Task details = All of the lines below are to be transcribed faithfully, with pictures excluded from the copy.

--- START Data excerpts ---

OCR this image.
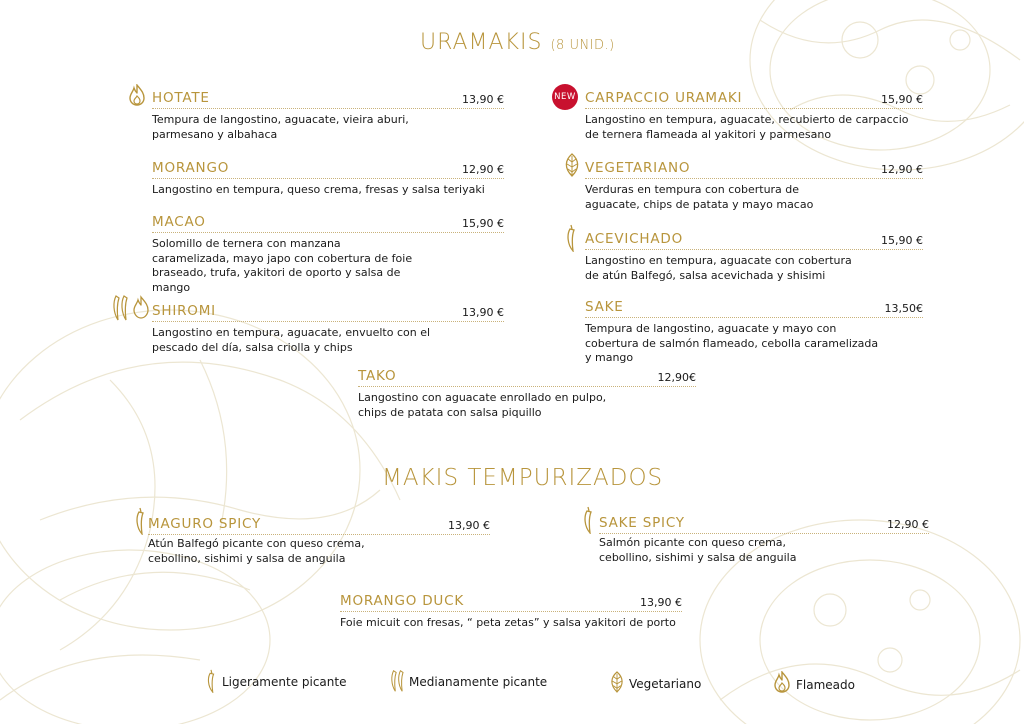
URAMAKIS (8 UNID.)
HOTATE	13,90 €
Tempura de langostino, aguacate, vieira aburi, parmesano y albahaca
MORANGO	12,90 €
Langostino en tempura, queso crema, fresas y salsa teriyaki
MACAO	15,90 €
Solomillo de ternera con manzana caramelizada, mayo japo con cobertura de foie braseado, trufa, yakitori de oporto y salsa de mango
SHIROMI	13,90 €
Langostino en tempura, aguacate, envuelto con el pescado del día, salsa criolla y chips
NEW CARPACCIO URAMAKI	15,90 €
Langostino en tempura, aguacate, recubierto de carpaccio de ternera flameada al yakitori y parmesano
VEGETARIANO	12,90 €
Verduras en tempura con cobertura de aguacate, chips de patata y mayo macao
ACEVICHADO	15,90 €
Langostino en tempura, aguacate con cobertura de atún Balfegó, salsa acevichada y shisimi
SAKE	13,50€
Tempura de langostino, aguacate y mayo con cobertura de salmón flameado, cebolla caramelizada y mango
TAKO	12,90€
Langostino con aguacate enrollado en pulpo, chips de patata con salsa piquillo
MAKIS TEMPURIZADOS
MAGURO SPICY	13,90 €
Atún Balfegó picante con queso crema, cebollino, sishimi y salsa de anguila
SAKE SPICY	12,90 €
Salmón picante con queso crema, cebollino, sishimi y salsa de anguila
MORANGO DUCK	13,90 €
Foie micuit con fresas, “ peta zetas” y salsa yakitori de porto
Ligeramente picante	Medianamente picante	Vegetariano	Flameado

--- END Data excerpts ---

Finished task =
OCR this image.
URAMAKIS (8 UNID.)
HOTATE	13,90 €
Tempura de langostino, aguacate, vieira aburi, parmesano y albahaca
MORANGO	12,90 €
Langostino en tempura, queso crema, fresas y salsa teriyaki
MACAO	15,90 €
Solomillo de ternera con manzana caramelizada, mayo japo con cobertura de foie braseado, trufa, yakitori de oporto y salsa de mango
SHIROMI	13,90 €
Langostino en tempura, aguacate, envuelto con el pescado del día, salsa criolla y chips
NEW CARPACCIO URAMAKI	15,90 €
Langostino en tempura, aguacate, recubierto de carpaccio de ternera flameada al yakitori y parmesano
VEGETARIANO	12,90 €
Verduras en tempura con cobertura de aguacate, chips de patata y mayo macao
ACEVICHADO	15,90 €
Langostino en tempura, aguacate con cobertura de atún Balfegó, salsa acevichada y shisimi
SAKE	13,50€
Tempura de langostino, aguacate y mayo con cobertura de salmón flameado, cebolla caramelizada y mango
TAKO	12,90€
Langostino con aguacate enrollado en pulpo, chips de patata con salsa piquillo
MAKIS TEMPURIZADOS
MAGURO SPICY	13,90 €
Atún Balfegó picante con queso crema, cebollino, sishimi y salsa de anguila
SAKE SPICY	12,90 €
Salmón picante con queso crema, cebollino, sishimi y salsa de anguila
MORANGO DUCK	13,90 €
Foie micuit con fresas, “ peta zetas” y salsa yakitori de porto
Ligeramente picante	Medianamente picante	Vegetariano	Flameado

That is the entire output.